[Begin MATERIAL TO PROCESS]

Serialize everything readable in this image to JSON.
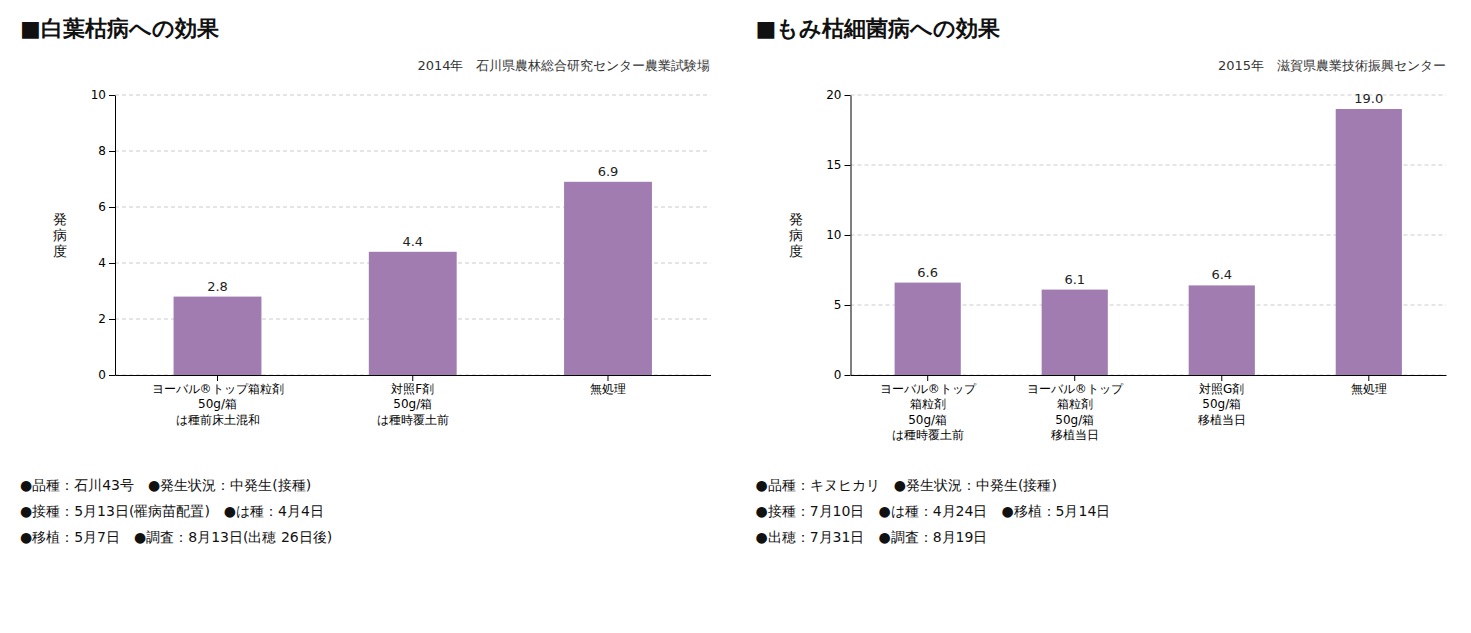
{
  "chart_data": [
    {
      "type": "bar",
      "title": "■白葉枯病への効果",
      "subtitle": "2014年　石川県農林総合研究センター農業試験場",
      "ylabel": "発\n病\n度",
      "categories": [
        "ヨーバル®トップ箱粒剤\n50g/箱\nは種前床土混和",
        "対照F剤\n50g/箱\nは種時覆土前",
        "無処理"
      ],
      "values": [
        2.8,
        4.4,
        6.9
      ],
      "color": "#a07cb0",
      "ylim": [
        0,
        10
      ],
      "yticks": [
        0,
        2,
        4,
        6,
        8,
        10
      ],
      "grid": true,
      "data_labels": true,
      "annotations": [
        "●品種：石川43号　●発生状況：中発生(接種)",
        "●接種：5月13日(罹病苗配置)　●は種：4月4日",
        "●移植：5月7日　●調査：8月13日(出穂 26日後)"
      ]
    },
    {
      "type": "bar",
      "title": "■もみ枯細菌病への効果",
      "subtitle": "2015年　滋賀県農業技術振興センター",
      "ylabel": "発\n病\n度",
      "categories": [
        "ヨーバル®トップ\n箱粒剤\n50g/箱\nは種時覆土前",
        "ヨーバル®トップ\n箱粒剤\n50g/箱\n移植当日",
        "対照G剤\n50g/箱\n移植当日",
        "無処理"
      ],
      "values": [
        6.6,
        6.1,
        6.4,
        19.0
      ],
      "value_labels": [
        "6.6",
        "6.1",
        "6.4",
        "19.0"
      ],
      "color": "#a07cb0",
      "ylim": [
        0,
        20
      ],
      "yticks": [
        0,
        5,
        10,
        15,
        20
      ],
      "grid": true,
      "data_labels": true,
      "annotations": [
        "●品種：キヌヒカリ　●発生状況：中発生(接種)",
        "●接種：7月10日　●は種：4月24日　●移植：5月14日",
        "●出穂：7月31日　●調査：8月19日"
      ]
    }
  ]
}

[End MATERIAL TO PROCESS]

● STATED PROBLEM
Give the number of lines that hold the word "subtitle" in these records, with nothing added.

● RESULT OF THIS EXERCISE
2